··· DATA TO USE ···

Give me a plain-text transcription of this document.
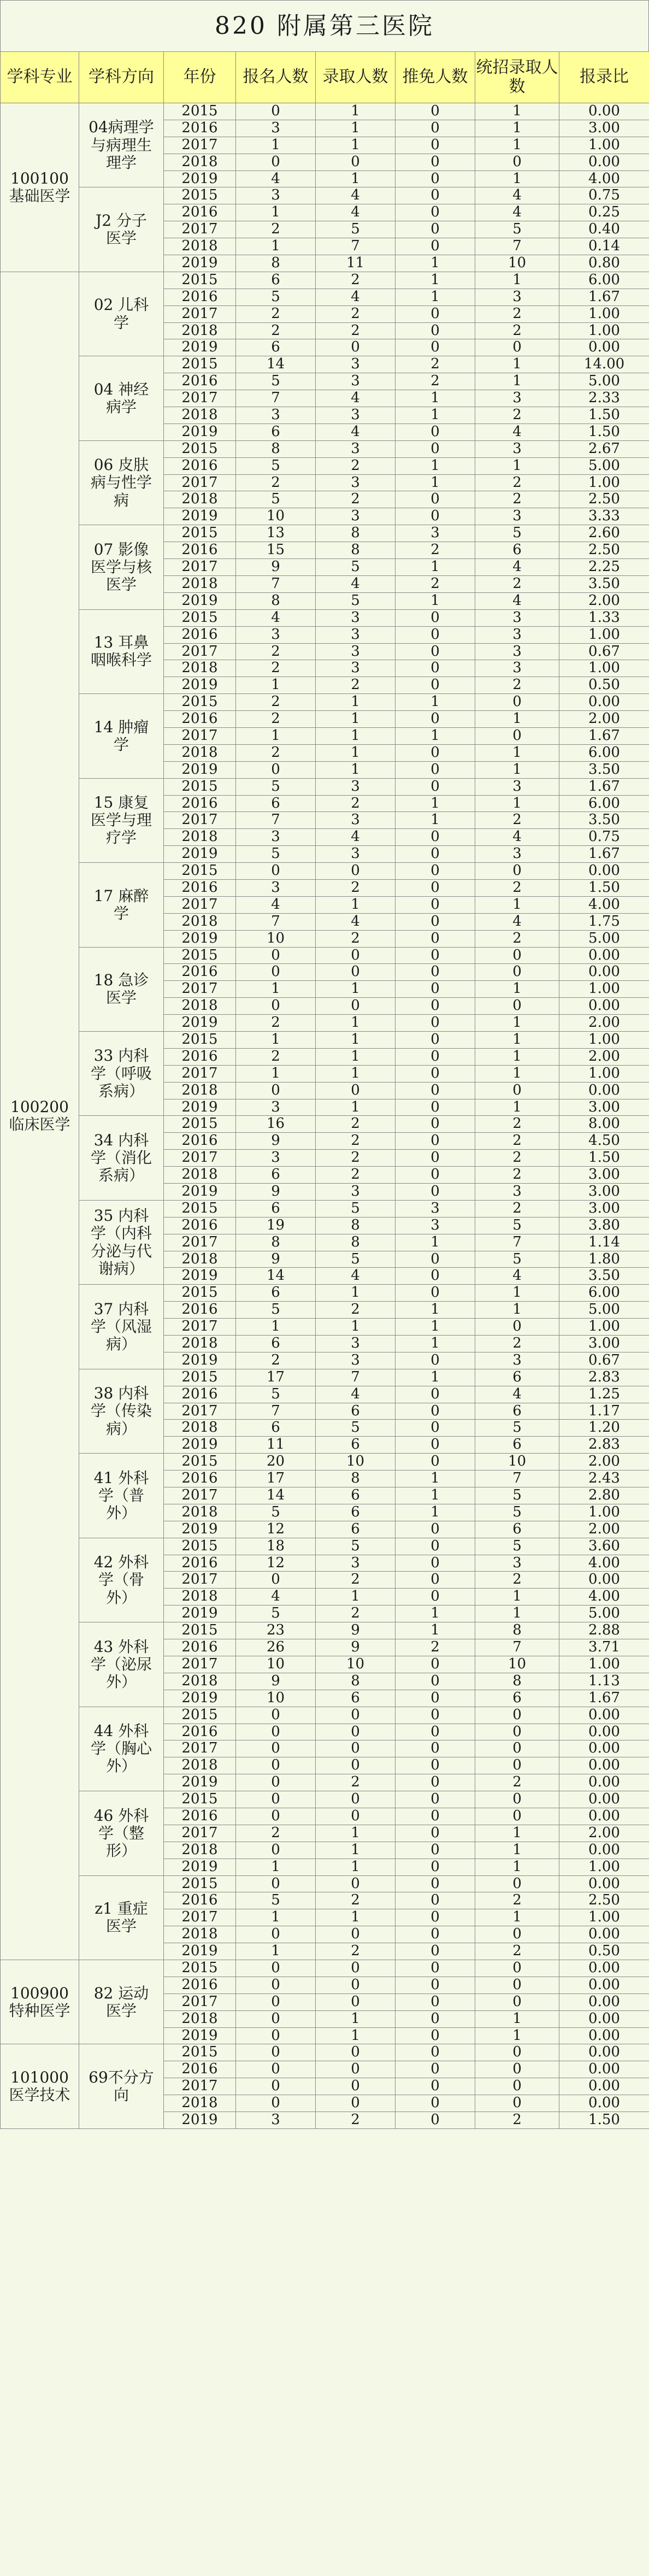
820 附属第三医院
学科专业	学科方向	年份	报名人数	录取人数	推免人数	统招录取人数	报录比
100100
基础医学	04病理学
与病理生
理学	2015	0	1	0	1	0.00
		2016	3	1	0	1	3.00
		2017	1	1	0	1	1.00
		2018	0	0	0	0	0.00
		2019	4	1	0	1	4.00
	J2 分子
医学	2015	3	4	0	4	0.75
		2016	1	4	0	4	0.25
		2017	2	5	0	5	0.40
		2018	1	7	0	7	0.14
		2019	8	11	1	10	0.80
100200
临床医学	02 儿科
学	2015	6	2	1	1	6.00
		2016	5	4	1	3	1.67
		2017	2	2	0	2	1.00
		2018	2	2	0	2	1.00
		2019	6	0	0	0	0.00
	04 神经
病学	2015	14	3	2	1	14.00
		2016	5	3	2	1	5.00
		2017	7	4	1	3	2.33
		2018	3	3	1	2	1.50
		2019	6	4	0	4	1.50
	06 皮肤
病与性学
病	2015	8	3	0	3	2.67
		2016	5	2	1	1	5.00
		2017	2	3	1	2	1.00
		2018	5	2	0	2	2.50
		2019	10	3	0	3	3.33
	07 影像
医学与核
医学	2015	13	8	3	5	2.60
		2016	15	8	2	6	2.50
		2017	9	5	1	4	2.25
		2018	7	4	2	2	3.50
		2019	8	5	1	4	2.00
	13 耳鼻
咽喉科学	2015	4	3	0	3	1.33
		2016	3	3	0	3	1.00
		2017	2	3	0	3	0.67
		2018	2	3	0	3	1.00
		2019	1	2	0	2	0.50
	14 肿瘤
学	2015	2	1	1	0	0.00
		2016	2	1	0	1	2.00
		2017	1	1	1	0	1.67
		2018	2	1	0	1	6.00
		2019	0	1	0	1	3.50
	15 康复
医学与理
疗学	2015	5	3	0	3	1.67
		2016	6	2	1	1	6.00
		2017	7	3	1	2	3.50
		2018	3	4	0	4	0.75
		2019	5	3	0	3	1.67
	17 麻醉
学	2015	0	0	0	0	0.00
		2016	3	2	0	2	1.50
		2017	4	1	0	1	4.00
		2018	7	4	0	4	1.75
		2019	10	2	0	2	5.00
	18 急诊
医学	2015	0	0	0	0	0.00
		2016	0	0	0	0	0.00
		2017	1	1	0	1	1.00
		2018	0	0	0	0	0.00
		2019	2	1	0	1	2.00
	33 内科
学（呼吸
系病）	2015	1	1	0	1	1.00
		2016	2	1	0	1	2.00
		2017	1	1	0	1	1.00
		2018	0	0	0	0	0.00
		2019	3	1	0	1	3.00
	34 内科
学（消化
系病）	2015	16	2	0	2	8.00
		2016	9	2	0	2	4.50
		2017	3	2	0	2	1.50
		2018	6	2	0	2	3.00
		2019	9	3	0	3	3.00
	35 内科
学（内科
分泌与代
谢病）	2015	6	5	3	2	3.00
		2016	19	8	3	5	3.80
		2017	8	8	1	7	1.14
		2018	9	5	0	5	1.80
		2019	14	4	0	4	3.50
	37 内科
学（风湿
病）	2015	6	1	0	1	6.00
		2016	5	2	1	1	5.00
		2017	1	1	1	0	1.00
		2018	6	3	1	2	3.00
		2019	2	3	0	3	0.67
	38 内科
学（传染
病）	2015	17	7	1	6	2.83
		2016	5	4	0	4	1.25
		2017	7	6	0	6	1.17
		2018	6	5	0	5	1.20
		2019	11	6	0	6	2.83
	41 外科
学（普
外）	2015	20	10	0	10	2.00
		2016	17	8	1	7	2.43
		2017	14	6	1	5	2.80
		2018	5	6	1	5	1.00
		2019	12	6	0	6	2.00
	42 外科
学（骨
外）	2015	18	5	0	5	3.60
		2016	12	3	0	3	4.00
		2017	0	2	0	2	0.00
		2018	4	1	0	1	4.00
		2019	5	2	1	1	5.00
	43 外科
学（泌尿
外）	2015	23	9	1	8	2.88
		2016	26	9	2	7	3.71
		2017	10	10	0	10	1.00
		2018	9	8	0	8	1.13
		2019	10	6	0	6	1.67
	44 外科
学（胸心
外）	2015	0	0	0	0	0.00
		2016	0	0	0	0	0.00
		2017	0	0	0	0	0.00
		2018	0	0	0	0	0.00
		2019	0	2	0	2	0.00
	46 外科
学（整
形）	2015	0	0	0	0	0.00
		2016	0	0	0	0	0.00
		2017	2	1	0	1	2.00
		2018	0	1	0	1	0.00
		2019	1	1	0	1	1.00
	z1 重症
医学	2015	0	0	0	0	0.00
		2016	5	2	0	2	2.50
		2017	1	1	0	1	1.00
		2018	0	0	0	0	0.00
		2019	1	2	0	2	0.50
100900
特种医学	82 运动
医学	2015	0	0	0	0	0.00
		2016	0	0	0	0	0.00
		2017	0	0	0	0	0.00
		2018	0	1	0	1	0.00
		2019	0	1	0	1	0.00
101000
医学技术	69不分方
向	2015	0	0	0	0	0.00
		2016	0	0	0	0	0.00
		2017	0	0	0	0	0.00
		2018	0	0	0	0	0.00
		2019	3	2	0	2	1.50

···

Make an exact copy of the whole listing, but don't bring over any pictures.

Give me a plain-text transcription of this document.
820 附属第三医院
学科专业	学科方向	年份	报名人数	录取人数	推免人数	统招录取人数	报录比
100100
基础医学	04病理学
与病理生
理学	2015	0	1	0	1	0.00
		2016	3	1	0	1	3.00
		2017	1	1	0	1	1.00
		2018	0	0	0	0	0.00
		2019	4	1	0	1	4.00
	J2 分子
医学	2015	3	4	0	4	0.75
		2016	1	4	0	4	0.25
		2017	2	5	0	5	0.40
		2018	1	7	0	7	0.14
		2019	8	11	1	10	0.80
100200
临床医学	02 儿科
学	2015	6	2	1	1	6.00
		2016	5	4	1	3	1.67
		2017	2	2	0	2	1.00
		2018	2	2	0	2	1.00
		2019	6	0	0	0	0.00
	04 神经
病学	2015	14	3	2	1	14.00
		2016	5	3	2	1	5.00
		2017	7	4	1	3	2.33
		2018	3	3	1	2	1.50
		2019	6	4	0	4	1.50
	06 皮肤
病与性学
病	2015	8	3	0	3	2.67
		2016	5	2	1	1	5.00
		2017	2	3	1	2	1.00
		2018	5	2	0	2	2.50
		2019	10	3	0	3	3.33
	07 影像
医学与核
医学	2015	13	8	3	5	2.60
		2016	15	8	2	6	2.50
		2017	9	5	1	4	2.25
		2018	7	4	2	2	3.50
		2019	8	5	1	4	2.00
	13 耳鼻
咽喉科学	2015	4	3	0	3	1.33
		2016	3	3	0	3	1.00
		2017	2	3	0	3	0.67
		2018	2	3	0	3	1.00
		2019	1	2	0	2	0.50
	14 肿瘤
学	2015	2	1	1	0	0.00
		2016	2	1	0	1	2.00
		2017	1	1	1	0	1.67
		2018	2	1	0	1	6.00
		2019	0	1	0	1	3.50
	15 康复
医学与理
疗学	2015	5	3	0	3	1.67
		2016	6	2	1	1	6.00
		2017	7	3	1	2	3.50
		2018	3	4	0	4	0.75
		2019	5	3	0	3	1.67
	17 麻醉
学	2015	0	0	0	0	0.00
		2016	3	2	0	2	1.50
		2017	4	1	0	1	4.00
		2018	7	4	0	4	1.75
		2019	10	2	0	2	5.00
	18 急诊
医学	2015	0	0	0	0	0.00
		2016	0	0	0	0	0.00
		2017	1	1	0	1	1.00
		2018	0	0	0	0	0.00
		2019	2	1	0	1	2.00
	33 内科
学（呼吸
系病）	2015	1	1	0	1	1.00
		2016	2	1	0	1	2.00
		2017	1	1	0	1	1.00
		2018	0	0	0	0	0.00
		2019	3	1	0	1	3.00
	34 内科
学（消化
系病）	2015	16	2	0	2	8.00
		2016	9	2	0	2	4.50
		2017	3	2	0	2	1.50
		2018	6	2	0	2	3.00
		2019	9	3	0	3	3.00
	35 内科
学（内科
分泌与代
谢病）	2015	6	5	3	2	3.00
		2016	19	8	3	5	3.80
		2017	8	8	1	7	1.14
		2018	9	5	0	5	1.80
		2019	14	4	0	4	3.50
	37 内科
学（风湿
病）	2015	6	1	0	1	6.00
		2016	5	2	1	1	5.00
		2017	1	1	1	0	1.00
		2018	6	3	1	2	3.00
		2019	2	3	0	3	0.67
	38 内科
学（传染
病）	2015	17	7	1	6	2.83
		2016	5	4	0	4	1.25
		2017	7	6	0	6	1.17
		2018	6	5	0	5	1.20
		2019	11	6	0	6	2.83
	41 外科
学（普
外）	2015	20	10	0	10	2.00
		2016	17	8	1	7	2.43
		2017	14	6	1	5	2.80
		2018	5	6	1	5	1.00
		2019	12	6	0	6	2.00
	42 外科
学（骨
外）	2015	18	5	0	5	3.60
		2016	12	3	0	3	4.00
		2017	0	2	0	2	0.00
		2018	4	1	0	1	4.00
		2019	5	2	1	1	5.00
	43 外科
学（泌尿
外）	2015	23	9	1	8	2.88
		2016	26	9	2	7	3.71
		2017	10	10	0	10	1.00
		2018	9	8	0	8	1.13
		2019	10	6	0	6	1.67
	44 外科
学（胸心
外）	2015	0	0	0	0	0.00
		2016	0	0	0	0	0.00
		2017	0	0	0	0	0.00
		2018	0	0	0	0	0.00
		2019	0	2	0	2	0.00
	46 外科
学（整
形）	2015	0	0	0	0	0.00
		2016	0	0	0	0	0.00
		2017	2	1	0	1	2.00
		2018	0	1	0	1	0.00
		2019	1	1	0	1	1.00
	z1 重症
医学	2015	0	0	0	0	0.00
		2016	5	2	0	2	2.50
		2017	1	1	0	1	1.00
		2018	0	0	0	0	0.00
		2019	1	2	0	2	0.50
100900
特种医学	82 运动
医学	2015	0	0	0	0	0.00
		2016	0	0	0	0	0.00
		2017	0	0	0	0	0.00
		2018	0	1	0	1	0.00
		2019	0	1	0	1	0.00
101000
医学技术	69不分方
向	2015	0	0	0	0	0.00
		2016	0	0	0	0	0.00
		2017	0	0	0	0	0.00
		2018	0	0	0	0	0.00
		2019	3	2	0	2	1.50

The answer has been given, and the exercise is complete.